Collect every line of the records below that contains the word "JSON".

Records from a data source
———
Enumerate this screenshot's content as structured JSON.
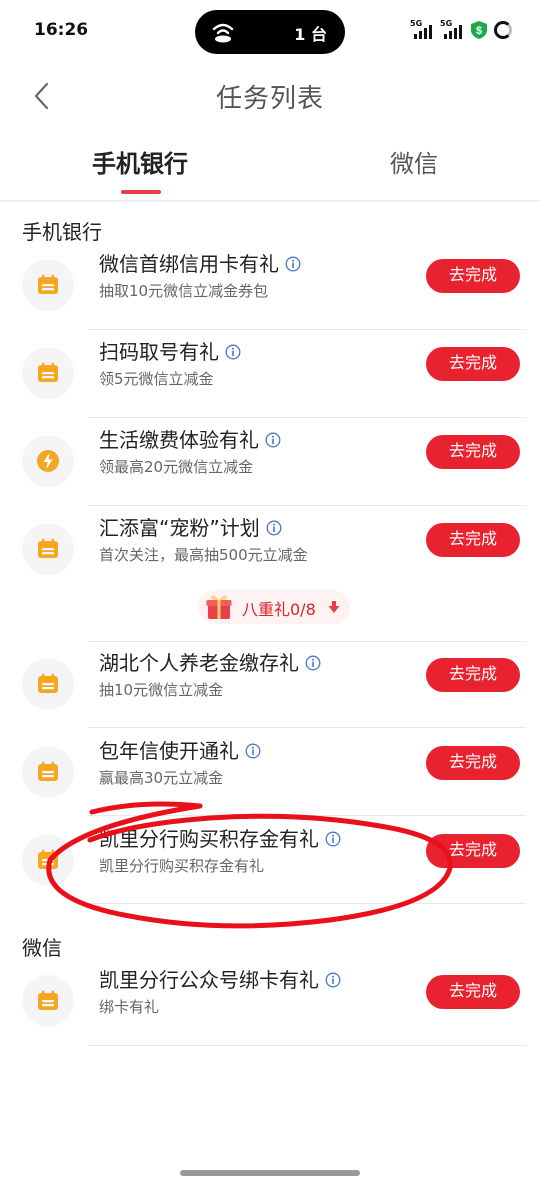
{
  "status_bar": {
    "time": "16:26",
    "island_text": "1 台",
    "sig1": "5G",
    "sig2": "5G",
    "shield_symbol": "$"
  },
  "header": {
    "title": "任务列表"
  },
  "tabs": {
    "active": "手机银行",
    "inactive": "微信"
  },
  "sections": {
    "bank": "手机银行",
    "wechat": "微信"
  },
  "tasks": [
    {
      "title": "微信首绑信用卡有礼",
      "sub": "抽取10元微信立减金券包",
      "icon": "calendar-icon",
      "button": "去完成"
    },
    {
      "title": "扫码取号有礼",
      "sub": "领5元微信立减金",
      "icon": "calendar-icon",
      "button": "去完成"
    },
    {
      "title": "生活缴费体验有礼",
      "sub": "领最高20元微信立减金",
      "icon": "lightning-icon",
      "button": "去完成"
    },
    {
      "title": "汇添富“宠粉”计划",
      "sub": "首次关注，最高抽500元立减金",
      "icon": "calendar-icon",
      "button": "去完成"
    },
    {
      "title": "湖北个人养老金缴存礼",
      "sub": "抽10元微信立减金",
      "icon": "calendar-icon",
      "button": "去完成"
    },
    {
      "title": "包年信使开通礼",
      "sub": "赢最高30元立减金",
      "icon": "calendar-icon",
      "button": "去完成"
    },
    {
      "title": "凯里分行购买积存金有礼",
      "sub": "凯里分行购买积存金有礼",
      "icon": "calendar-icon",
      "button": "去完成"
    },
    {
      "title": "凯里分行公众号绑卡有礼",
      "sub": "绑卡有礼",
      "icon": "calendar-icon",
      "button": "去完成"
    }
  ],
  "eight_gift": {
    "label": "八重礼0/8",
    "progress_done": 0,
    "progress_total": 8
  },
  "colors": {
    "accent": "#e8222e",
    "icon_orange": "#f5a623",
    "annotation_red": "#e8101a"
  }
}
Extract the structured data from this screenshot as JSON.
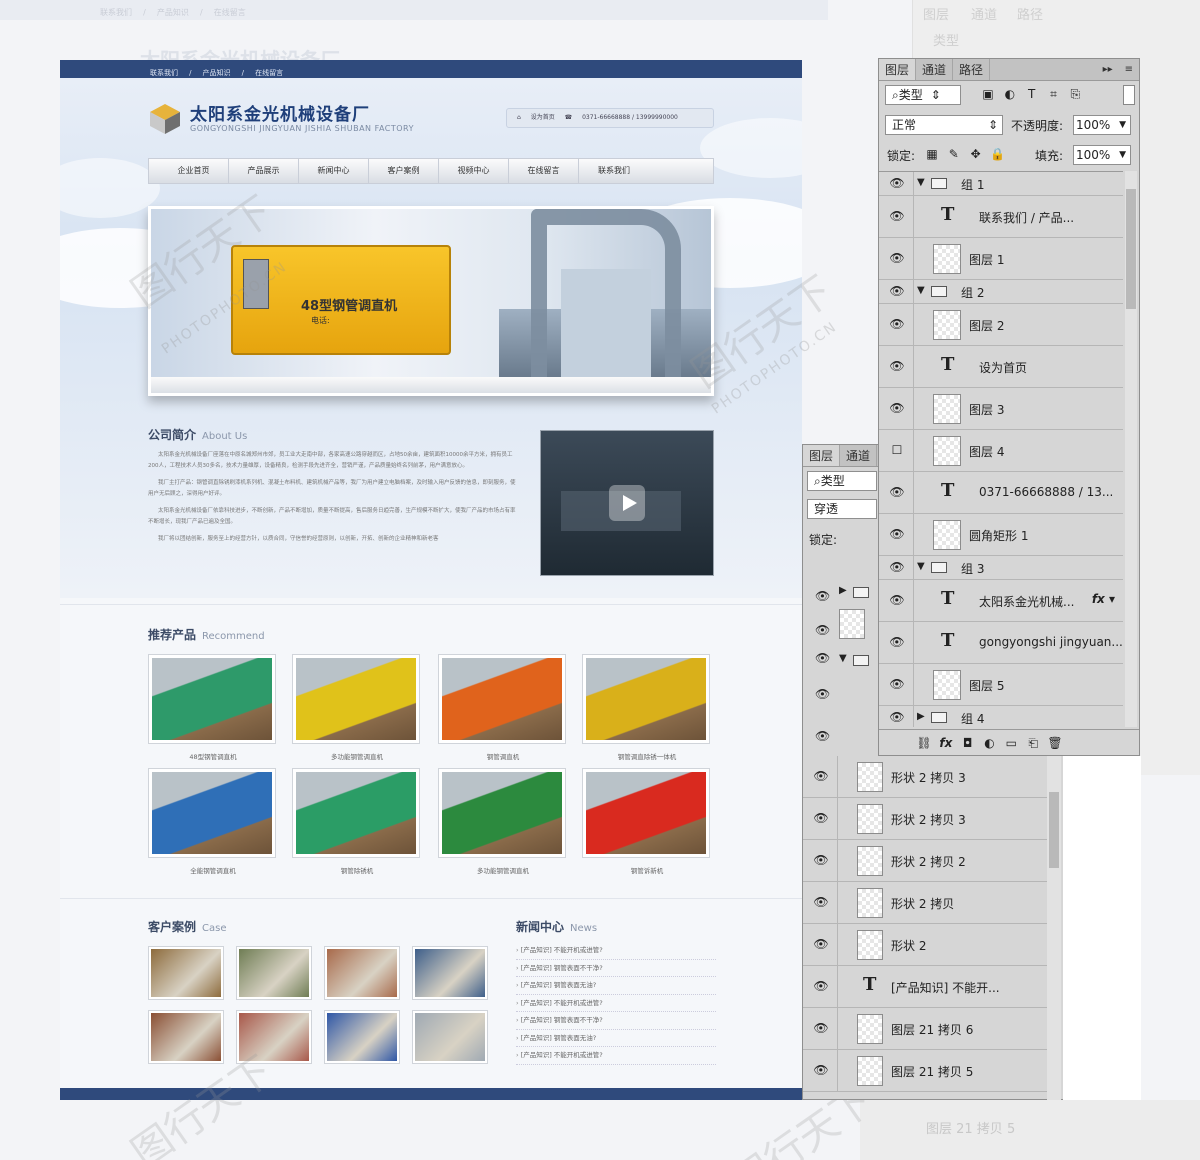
———
## SOLUTION TO THE PROBLEM
Enumerate this screenshot's content as structured JSON.
Extract the structured data from this screenshot as JSON.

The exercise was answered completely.